══ Dataset content ══

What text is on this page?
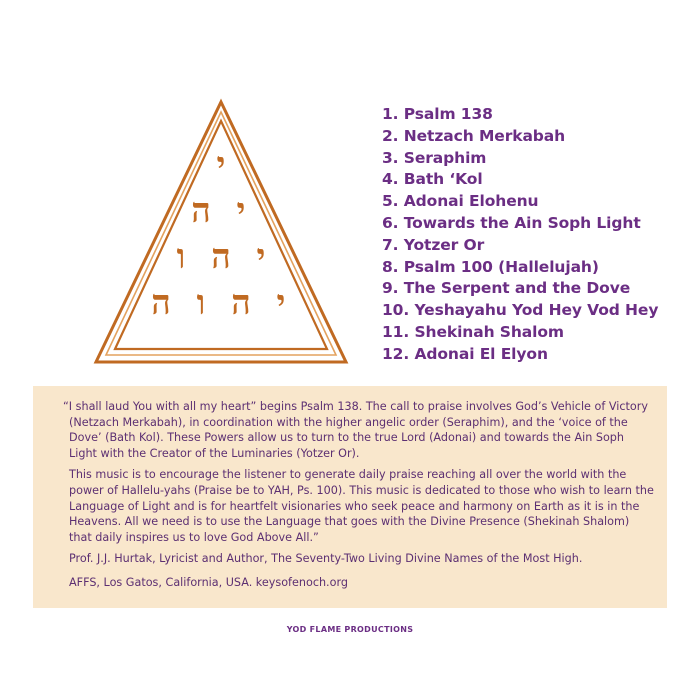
י
ה י
ו ה י
ה ו ה י
1. Psalm 138
2. Netzach Merkabah
3. Seraphim
4. Bath ‘Kol
5. Adonai Elohenu
6. Towards the Ain Soph Light
7. Yotzer Or
8. Psalm 100 (Hallelujah)
9. The Serpent and the Dove
10. Yeshayahu Yod Hey Vod Hey
11. Shekinah Shalom
12. Adonai El Elyon

“I shall laud You with all my heart” begins Psalm 138. The call to praise involves God’s Vehicle of Victory (Netzach Merkabah), in coordination with the higher angelic order (Seraphim), and the ‘voice of the Dove’ (Bath Kol). These Powers allow us to turn to the true Lord (Adonai) and towards the Ain Soph Light with the Creator of the Luminaries (Yotzer Or).

This music is to encourage the listener to generate daily praise reaching all over the world with the power of Hallelu-yahs (Praise be to YAH, Ps. 100). This music is dedicated to those who wish to learn the Language of Light and is for heartfelt visionaries who seek peace and harmony on Earth as it is in the Heavens. All we need is to use the Language that goes with the Divine Presence (Shekinah Shalom) that daily inspires us to love God Above All.”

Prof. J.J. Hurtak, Lyricist and Author, The Seventy-Two Living Divine Names of the Most High.

AFFS, Los Gatos, California, USA. keysofenoch.org

YOD FLAME PRODUCTIONS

═══

**What the task requires**
Your task is to reproduce all of the material exactly. The pictures stay out.

**Answer below**
What text is on this page?
י
ה י
ו ה י
ה ו ה י
1. Psalm 138
2. Netzach Merkabah
3. Seraphim
4. Bath ‘Kol
5. Adonai Elohenu
6. Towards the Ain Soph Light
7. Yotzer Or
8. Psalm 100 (Hallelujah)
9. The Serpent and the Dove
10. Yeshayahu Yod Hey Vod Hey
11. Shekinah Shalom
12. Adonai El Elyon

“I shall laud You with all my heart” begins Psalm 138. The call to praise involves God’s Vehicle of Victory (Netzach Merkabah), in coordination with the higher angelic order (Seraphim), and the ‘voice of the Dove’ (Bath Kol). These Powers allow us to turn to the true Lord (Adonai) and towards the Ain Soph Light with the Creator of the Luminaries (Yotzer Or).

This music is to encourage the listener to generate daily praise reaching all over the world with the power of Hallelu-yahs (Praise be to YAH, Ps. 100). This music is dedicated to those who wish to learn the Language of Light and is for heartfelt visionaries who seek peace and harmony on Earth as it is in the Heavens. All we need is to use the Language that goes with the Divine Presence (Shekinah Shalom) that daily inspires us to love God Above All.”

Prof. J.J. Hurtak, Lyricist and Author, The Seventy-Two Living Divine Names of the Most High.

AFFS, Los Gatos, California, USA. keysofenoch.org

YOD FLAME PRODUCTIONS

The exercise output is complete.